■ **Supplied material**
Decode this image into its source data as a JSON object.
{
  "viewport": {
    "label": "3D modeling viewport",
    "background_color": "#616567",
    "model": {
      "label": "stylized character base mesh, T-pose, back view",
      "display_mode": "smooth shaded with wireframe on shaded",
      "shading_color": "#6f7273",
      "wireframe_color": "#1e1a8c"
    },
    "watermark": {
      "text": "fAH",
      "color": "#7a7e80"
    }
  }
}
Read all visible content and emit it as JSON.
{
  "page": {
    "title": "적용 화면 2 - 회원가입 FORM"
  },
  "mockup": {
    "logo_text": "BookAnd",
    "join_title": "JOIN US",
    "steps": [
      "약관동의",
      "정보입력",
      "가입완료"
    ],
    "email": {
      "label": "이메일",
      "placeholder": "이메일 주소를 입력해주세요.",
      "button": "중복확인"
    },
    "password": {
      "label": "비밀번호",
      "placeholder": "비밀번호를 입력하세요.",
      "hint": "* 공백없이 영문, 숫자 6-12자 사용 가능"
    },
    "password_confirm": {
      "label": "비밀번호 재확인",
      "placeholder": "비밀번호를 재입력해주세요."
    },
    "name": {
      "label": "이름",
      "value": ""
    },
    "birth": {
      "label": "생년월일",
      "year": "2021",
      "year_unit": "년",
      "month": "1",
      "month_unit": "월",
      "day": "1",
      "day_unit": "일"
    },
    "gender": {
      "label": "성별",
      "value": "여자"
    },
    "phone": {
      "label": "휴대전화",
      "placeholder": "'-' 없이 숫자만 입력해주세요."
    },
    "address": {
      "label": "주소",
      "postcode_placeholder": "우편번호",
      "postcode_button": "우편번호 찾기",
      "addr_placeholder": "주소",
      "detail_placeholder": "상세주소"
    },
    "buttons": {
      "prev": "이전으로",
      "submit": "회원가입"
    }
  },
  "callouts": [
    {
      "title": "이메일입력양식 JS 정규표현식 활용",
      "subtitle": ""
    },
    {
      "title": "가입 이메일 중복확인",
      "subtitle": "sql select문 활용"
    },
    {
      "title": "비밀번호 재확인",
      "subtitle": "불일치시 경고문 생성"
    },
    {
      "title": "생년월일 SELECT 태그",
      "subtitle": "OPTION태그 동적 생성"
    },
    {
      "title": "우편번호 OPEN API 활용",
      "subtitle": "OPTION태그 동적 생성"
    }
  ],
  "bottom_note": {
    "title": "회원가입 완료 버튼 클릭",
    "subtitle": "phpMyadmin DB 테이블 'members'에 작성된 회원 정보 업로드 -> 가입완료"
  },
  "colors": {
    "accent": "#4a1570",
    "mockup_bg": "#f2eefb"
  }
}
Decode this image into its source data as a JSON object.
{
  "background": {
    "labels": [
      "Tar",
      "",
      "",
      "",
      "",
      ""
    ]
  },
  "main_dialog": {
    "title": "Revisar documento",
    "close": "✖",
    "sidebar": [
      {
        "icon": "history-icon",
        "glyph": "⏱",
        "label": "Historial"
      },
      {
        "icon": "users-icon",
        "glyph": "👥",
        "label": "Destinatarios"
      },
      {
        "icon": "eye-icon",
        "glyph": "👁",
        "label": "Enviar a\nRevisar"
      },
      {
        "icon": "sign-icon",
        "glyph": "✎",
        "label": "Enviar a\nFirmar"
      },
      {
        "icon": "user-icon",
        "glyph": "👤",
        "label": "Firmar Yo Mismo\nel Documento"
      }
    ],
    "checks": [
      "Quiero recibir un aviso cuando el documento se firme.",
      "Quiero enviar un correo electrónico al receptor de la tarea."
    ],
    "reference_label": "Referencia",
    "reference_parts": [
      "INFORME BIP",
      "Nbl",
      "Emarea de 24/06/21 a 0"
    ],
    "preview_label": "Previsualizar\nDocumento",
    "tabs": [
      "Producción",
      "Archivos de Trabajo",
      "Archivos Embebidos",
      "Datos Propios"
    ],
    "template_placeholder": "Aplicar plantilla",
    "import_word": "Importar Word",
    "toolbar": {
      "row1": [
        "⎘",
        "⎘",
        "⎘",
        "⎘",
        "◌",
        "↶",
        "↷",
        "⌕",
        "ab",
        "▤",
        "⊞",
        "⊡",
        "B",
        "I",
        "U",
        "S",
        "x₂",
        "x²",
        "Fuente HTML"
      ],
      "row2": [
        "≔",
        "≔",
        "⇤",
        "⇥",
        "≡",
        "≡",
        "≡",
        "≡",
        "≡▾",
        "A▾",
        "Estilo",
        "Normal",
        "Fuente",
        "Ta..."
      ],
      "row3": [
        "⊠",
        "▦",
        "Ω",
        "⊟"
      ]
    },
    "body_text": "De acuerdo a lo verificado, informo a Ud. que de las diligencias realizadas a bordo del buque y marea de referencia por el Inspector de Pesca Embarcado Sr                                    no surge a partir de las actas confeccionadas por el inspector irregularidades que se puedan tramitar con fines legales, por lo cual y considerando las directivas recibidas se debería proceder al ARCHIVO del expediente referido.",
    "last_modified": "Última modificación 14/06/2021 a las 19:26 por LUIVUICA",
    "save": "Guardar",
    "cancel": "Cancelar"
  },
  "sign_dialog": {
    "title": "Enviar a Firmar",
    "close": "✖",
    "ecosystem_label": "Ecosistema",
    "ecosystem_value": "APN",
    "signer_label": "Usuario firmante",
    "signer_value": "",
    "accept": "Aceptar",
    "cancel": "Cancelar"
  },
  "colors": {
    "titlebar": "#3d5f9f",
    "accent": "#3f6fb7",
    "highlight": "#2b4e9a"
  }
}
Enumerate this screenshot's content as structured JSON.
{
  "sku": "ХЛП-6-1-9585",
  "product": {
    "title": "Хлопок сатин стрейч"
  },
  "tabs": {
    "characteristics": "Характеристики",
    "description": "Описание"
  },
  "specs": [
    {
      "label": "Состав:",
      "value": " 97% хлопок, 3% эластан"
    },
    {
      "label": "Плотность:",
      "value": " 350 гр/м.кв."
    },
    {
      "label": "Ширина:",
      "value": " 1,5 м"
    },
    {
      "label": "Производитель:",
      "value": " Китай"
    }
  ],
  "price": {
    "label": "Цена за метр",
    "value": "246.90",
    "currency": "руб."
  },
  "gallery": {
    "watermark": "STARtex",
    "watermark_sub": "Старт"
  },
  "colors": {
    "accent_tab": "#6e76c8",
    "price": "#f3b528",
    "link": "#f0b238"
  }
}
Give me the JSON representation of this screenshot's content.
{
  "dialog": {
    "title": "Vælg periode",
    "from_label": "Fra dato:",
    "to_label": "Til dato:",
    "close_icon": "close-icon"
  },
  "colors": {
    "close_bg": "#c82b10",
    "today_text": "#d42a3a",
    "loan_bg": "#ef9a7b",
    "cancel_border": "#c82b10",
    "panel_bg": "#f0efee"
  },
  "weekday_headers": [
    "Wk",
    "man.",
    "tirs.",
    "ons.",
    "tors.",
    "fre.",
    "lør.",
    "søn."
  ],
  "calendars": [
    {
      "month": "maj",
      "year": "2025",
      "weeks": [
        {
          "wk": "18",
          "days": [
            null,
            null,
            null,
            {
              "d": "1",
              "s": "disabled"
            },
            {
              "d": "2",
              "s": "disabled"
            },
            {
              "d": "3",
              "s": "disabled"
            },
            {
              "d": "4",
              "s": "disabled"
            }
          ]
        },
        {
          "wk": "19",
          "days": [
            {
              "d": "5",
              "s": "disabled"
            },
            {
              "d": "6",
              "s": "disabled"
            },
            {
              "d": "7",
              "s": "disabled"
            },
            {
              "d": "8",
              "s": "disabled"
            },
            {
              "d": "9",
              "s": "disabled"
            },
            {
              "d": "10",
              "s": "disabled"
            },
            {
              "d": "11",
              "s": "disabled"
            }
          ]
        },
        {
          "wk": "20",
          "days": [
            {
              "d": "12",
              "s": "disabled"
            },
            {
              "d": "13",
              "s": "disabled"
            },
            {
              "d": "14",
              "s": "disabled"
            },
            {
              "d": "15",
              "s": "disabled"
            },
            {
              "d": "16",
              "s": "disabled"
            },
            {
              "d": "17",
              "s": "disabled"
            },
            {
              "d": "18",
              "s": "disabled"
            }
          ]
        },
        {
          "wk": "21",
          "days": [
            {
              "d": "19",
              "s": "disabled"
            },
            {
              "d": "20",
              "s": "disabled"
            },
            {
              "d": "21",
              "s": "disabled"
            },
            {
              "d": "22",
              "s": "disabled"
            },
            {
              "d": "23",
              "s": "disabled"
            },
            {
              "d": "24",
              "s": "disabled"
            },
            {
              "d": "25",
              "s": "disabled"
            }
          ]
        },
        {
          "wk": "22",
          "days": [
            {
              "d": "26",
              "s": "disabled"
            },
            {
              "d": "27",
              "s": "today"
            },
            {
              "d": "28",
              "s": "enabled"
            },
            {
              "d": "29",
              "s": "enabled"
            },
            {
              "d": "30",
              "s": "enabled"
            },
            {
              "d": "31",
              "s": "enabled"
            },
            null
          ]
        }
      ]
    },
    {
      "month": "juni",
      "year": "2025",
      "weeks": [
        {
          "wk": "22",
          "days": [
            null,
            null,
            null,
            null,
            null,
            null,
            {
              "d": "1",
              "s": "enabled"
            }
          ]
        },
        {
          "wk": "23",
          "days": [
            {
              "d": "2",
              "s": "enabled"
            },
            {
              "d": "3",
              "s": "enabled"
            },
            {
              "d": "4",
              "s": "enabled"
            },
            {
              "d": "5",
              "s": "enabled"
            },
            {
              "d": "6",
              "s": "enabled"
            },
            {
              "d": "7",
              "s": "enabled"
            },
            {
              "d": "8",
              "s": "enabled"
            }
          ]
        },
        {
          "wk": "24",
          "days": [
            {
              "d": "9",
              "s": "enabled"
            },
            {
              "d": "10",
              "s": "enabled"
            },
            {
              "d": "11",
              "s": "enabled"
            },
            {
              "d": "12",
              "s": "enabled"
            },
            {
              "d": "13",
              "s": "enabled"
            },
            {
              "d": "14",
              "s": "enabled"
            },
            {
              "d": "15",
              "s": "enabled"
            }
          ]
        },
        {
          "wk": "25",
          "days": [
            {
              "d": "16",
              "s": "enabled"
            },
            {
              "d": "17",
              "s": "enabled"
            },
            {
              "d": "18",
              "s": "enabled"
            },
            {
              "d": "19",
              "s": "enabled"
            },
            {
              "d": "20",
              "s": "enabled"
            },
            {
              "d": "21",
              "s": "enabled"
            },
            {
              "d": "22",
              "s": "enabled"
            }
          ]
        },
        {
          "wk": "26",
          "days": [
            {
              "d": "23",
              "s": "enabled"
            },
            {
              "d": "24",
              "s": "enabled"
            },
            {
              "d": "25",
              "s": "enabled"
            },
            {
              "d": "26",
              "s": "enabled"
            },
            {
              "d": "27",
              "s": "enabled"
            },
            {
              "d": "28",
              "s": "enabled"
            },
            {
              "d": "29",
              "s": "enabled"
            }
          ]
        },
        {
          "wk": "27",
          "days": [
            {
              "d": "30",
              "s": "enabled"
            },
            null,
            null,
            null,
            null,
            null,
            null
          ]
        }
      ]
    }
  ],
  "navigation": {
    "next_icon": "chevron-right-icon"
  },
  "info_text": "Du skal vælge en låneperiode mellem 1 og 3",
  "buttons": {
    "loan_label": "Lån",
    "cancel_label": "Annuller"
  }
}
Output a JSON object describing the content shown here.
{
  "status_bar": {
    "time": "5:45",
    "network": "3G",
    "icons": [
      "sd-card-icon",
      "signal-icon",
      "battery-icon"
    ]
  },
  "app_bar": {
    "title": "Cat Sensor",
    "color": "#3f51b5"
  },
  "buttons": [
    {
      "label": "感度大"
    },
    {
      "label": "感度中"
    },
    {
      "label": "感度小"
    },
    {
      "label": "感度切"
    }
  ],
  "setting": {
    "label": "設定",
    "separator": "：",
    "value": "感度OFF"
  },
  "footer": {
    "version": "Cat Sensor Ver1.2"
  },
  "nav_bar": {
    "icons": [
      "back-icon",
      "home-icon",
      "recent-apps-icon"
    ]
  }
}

■ **What you are asked to do**
Search the listing for the word "회원가입" and return each line that holds it.

■ **Exercise response**
    "title": "적용 화면 2 - 회원가입 FORM"
      "submit": "회원가입"
    "title": "회원가입 완료 버튼 클릭",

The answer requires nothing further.